Exercise goal: Across all the records, filter for lines with the word "their" and copy them.

Extracted information:
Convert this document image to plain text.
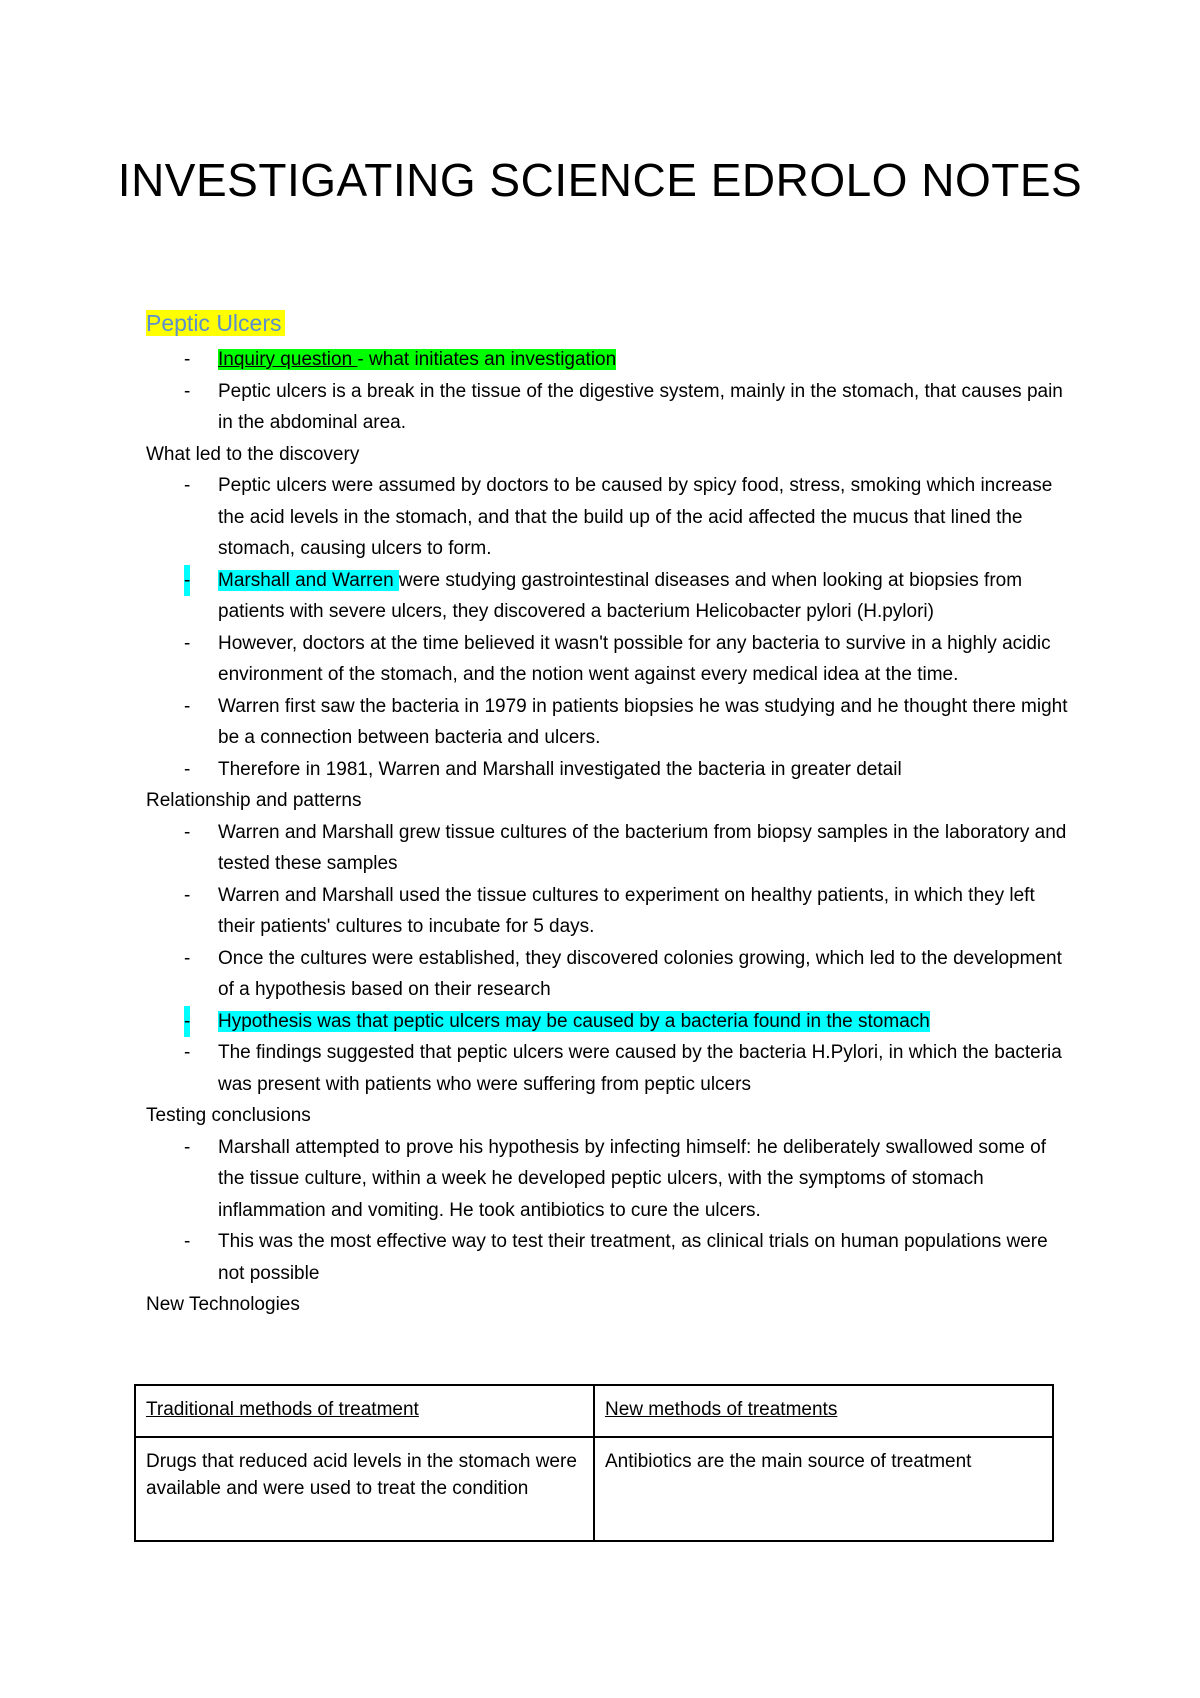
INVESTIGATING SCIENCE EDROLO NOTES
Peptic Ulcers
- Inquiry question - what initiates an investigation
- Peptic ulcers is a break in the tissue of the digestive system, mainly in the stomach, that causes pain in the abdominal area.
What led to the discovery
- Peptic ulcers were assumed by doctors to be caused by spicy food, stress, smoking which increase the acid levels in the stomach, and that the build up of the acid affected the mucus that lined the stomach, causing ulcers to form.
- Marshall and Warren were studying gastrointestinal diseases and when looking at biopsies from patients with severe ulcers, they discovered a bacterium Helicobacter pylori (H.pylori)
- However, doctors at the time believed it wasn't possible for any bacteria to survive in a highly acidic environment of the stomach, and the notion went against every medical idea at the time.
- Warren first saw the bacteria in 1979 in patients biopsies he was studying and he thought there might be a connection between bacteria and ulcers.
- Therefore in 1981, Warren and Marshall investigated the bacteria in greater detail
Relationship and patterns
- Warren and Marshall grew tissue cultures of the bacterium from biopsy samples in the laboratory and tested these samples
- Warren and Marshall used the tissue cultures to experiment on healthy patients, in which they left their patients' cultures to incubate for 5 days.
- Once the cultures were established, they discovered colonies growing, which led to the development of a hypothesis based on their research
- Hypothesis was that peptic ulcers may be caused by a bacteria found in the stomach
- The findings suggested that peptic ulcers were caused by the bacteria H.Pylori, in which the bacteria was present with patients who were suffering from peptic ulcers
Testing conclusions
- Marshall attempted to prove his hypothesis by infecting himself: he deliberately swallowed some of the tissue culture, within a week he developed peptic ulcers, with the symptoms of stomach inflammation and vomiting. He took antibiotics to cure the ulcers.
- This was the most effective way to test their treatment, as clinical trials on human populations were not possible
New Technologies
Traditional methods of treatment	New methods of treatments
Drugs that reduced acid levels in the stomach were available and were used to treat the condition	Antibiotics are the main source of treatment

Solution to the problem:
- Warren and Marshall used the tissue cultures to experiment on healthy patients, in which they left their patients' cultures to incubate for 5 days.
- Once the cultures were established, they discovered colonies growing, which led to the development of a hypothesis based on their research
- This was the most effective way to test their treatment, as clinical trials on human populations were not possible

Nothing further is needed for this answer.